▶ **Exercise brief**
Filter out everything except lines holding "mail".

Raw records
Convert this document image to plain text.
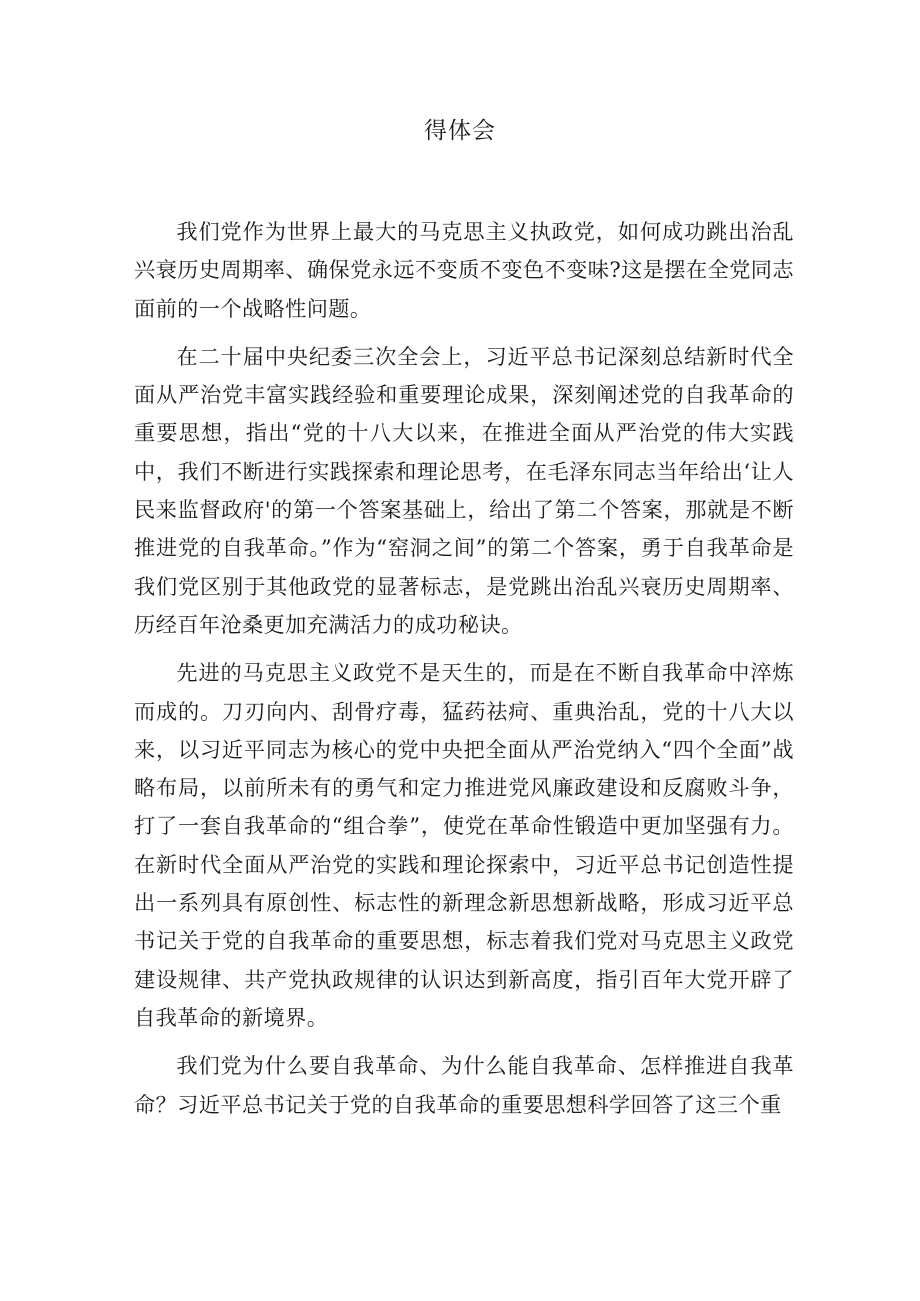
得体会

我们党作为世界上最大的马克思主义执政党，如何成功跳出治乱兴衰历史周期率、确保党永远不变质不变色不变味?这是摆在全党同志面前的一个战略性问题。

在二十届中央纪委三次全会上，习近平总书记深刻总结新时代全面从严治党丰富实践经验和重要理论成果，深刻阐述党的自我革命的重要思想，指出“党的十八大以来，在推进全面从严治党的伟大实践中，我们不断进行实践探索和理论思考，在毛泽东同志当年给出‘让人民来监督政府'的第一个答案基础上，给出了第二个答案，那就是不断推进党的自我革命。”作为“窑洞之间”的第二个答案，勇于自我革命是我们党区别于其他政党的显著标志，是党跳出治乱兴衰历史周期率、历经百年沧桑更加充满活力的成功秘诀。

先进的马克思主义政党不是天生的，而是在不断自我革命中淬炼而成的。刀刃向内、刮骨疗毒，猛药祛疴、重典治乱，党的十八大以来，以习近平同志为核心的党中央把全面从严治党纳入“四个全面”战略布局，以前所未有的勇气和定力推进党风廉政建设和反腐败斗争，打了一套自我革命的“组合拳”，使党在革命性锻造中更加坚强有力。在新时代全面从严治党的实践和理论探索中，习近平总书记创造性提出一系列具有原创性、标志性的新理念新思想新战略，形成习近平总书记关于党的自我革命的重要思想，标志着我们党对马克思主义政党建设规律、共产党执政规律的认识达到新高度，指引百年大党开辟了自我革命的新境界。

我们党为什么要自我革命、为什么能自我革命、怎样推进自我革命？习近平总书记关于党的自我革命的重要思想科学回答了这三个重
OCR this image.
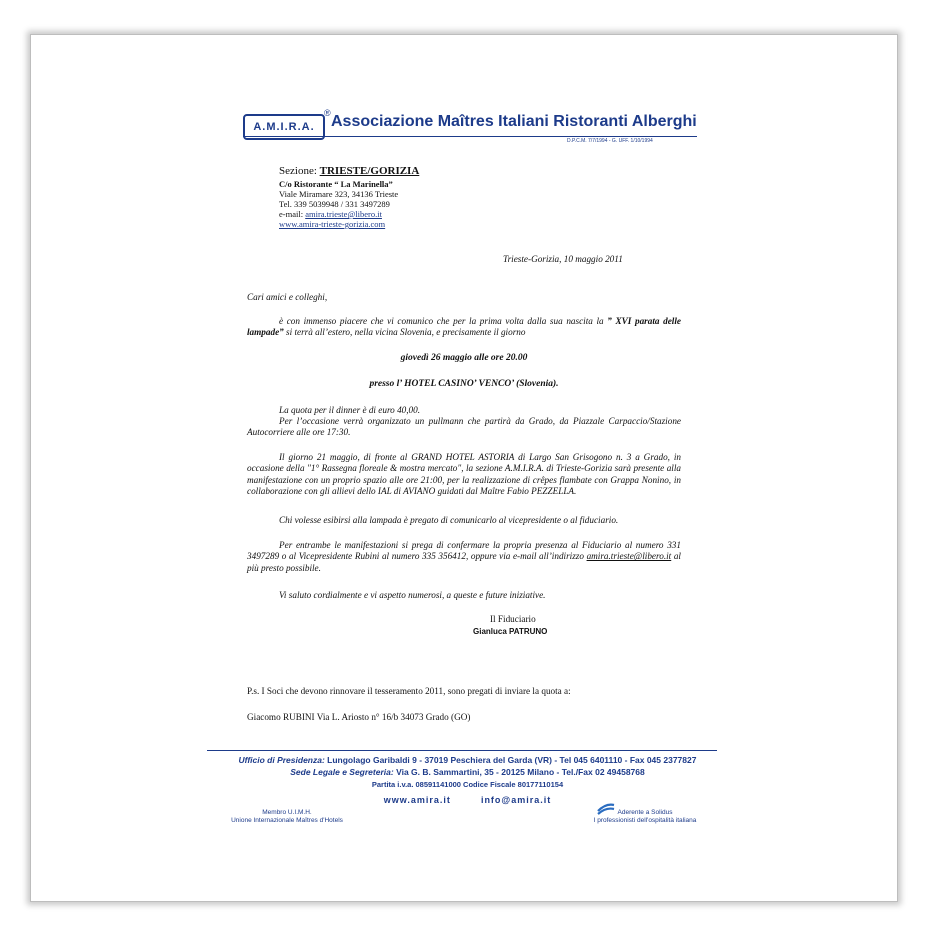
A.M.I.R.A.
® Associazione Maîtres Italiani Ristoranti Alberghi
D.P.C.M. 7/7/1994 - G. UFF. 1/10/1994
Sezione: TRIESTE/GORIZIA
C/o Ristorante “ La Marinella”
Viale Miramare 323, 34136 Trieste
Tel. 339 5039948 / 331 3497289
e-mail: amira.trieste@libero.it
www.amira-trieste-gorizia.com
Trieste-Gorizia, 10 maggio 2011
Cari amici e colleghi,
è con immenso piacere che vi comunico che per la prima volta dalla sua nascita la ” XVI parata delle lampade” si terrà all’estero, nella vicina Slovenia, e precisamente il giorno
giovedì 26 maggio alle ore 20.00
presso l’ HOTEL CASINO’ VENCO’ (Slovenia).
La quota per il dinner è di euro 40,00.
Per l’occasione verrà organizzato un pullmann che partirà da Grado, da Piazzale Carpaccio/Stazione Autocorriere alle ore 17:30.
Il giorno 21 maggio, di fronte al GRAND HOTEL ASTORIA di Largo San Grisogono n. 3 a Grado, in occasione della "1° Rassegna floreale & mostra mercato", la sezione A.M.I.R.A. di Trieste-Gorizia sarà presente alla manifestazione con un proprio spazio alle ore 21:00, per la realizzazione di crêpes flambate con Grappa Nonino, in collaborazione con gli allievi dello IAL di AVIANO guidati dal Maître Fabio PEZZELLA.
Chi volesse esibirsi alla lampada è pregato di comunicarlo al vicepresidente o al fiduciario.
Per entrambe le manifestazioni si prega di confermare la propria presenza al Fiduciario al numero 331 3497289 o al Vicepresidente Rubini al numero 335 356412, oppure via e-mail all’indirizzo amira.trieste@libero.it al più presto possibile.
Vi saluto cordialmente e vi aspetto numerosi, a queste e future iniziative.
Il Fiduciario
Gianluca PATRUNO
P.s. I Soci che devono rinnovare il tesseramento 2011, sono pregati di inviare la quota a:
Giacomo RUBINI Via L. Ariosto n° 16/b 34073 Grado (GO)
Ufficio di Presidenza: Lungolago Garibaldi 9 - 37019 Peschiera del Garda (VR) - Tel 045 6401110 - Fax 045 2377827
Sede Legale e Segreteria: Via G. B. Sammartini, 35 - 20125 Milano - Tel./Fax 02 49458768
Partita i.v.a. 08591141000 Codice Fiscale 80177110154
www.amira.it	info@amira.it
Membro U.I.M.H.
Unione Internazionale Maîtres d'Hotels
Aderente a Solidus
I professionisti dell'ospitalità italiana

...

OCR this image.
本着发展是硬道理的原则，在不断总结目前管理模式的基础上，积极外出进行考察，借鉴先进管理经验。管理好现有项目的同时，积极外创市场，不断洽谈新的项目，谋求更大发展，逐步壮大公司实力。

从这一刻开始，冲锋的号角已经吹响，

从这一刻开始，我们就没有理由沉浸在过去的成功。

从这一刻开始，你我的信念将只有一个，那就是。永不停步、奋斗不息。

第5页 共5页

▶ **Final result**
e-mail: amira.trieste@libero.it
Per entrambe le manifestazioni si prega di confermare la propria presenza al Fiduciario al numero 331 3497289 o al Vicepresidente Rubini al numero 335 356412, oppure via e-mail all’indirizzo amira.trieste@libero.it al più presto possibile.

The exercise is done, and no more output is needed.